DESCRIPTION OF THE TASK — Find and return each line containing "privacy".

MATERIALS PROVIDED —
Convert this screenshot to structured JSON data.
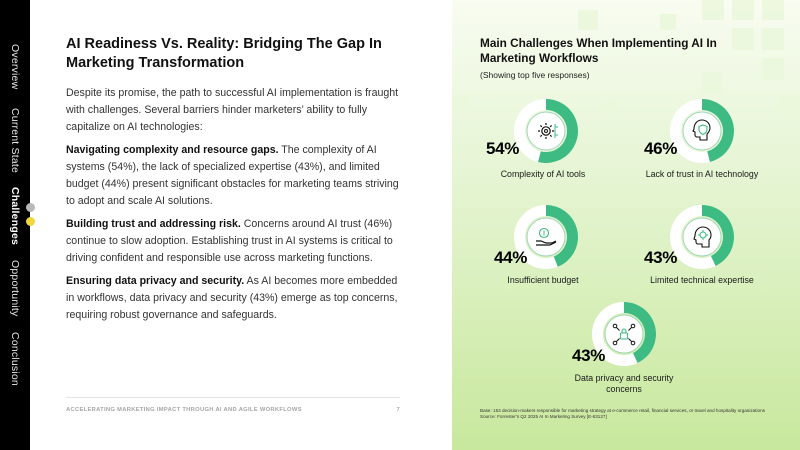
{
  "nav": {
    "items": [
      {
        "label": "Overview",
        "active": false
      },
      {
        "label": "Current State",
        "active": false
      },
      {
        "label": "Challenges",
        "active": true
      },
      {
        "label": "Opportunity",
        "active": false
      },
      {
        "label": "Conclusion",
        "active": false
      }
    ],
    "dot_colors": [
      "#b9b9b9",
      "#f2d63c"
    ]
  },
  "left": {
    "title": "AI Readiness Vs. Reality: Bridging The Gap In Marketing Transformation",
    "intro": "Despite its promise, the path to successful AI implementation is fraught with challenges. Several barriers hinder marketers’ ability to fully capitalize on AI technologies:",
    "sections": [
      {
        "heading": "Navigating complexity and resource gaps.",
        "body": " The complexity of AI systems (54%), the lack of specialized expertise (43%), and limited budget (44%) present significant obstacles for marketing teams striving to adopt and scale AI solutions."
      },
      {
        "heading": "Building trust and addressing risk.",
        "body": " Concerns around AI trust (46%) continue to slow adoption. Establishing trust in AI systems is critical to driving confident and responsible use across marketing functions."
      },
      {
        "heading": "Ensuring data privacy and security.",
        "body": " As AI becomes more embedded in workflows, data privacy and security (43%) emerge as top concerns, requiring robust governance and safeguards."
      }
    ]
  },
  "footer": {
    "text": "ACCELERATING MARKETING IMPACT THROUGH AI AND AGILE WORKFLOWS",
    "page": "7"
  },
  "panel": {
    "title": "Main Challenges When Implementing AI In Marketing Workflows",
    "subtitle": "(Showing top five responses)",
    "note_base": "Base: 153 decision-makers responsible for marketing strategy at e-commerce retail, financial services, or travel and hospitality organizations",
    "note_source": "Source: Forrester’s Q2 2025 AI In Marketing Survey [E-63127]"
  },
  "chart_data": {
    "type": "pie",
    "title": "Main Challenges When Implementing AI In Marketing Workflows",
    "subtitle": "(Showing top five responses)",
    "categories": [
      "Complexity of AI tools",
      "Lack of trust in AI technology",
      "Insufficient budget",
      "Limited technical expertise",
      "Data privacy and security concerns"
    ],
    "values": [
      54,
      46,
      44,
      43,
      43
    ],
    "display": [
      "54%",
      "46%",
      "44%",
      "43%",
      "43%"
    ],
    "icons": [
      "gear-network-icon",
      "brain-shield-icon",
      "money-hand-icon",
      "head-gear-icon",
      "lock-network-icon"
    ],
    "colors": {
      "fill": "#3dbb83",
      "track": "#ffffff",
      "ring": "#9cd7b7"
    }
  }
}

==

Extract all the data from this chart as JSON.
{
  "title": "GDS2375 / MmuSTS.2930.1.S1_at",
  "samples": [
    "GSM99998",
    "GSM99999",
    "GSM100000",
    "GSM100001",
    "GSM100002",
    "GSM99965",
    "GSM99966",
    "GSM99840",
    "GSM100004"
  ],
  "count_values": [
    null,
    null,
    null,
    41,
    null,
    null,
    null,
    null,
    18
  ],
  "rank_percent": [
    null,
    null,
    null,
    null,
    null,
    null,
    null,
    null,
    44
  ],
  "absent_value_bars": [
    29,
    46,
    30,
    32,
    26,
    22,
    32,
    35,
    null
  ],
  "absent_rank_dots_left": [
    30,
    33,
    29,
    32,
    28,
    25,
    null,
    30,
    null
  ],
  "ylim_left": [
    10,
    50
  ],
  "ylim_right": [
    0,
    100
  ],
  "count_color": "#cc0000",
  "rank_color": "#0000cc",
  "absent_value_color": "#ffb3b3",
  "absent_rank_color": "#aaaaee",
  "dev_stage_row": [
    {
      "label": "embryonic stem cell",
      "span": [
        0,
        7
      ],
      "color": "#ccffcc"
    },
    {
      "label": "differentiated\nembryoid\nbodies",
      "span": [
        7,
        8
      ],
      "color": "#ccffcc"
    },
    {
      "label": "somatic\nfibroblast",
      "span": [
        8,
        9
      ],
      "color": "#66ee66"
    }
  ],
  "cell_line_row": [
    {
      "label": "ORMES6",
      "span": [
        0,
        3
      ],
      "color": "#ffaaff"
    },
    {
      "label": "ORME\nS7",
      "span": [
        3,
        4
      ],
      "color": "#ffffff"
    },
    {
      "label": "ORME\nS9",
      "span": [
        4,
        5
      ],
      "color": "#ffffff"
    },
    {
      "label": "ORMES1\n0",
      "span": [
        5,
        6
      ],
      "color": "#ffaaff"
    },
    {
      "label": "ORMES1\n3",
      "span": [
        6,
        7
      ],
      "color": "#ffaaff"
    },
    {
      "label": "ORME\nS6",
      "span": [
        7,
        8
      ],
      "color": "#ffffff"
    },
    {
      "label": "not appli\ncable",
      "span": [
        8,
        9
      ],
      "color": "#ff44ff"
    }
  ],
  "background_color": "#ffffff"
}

SOLUTION TO THIS PROBLEM —
        "heading": "Ensuring data privacy and security.",
        "body": " As AI becomes more embedded in workflows, data privacy and security (43%) emerge as top concerns, requiring robust governance and safeguards."
      "Data privacy and security concerns"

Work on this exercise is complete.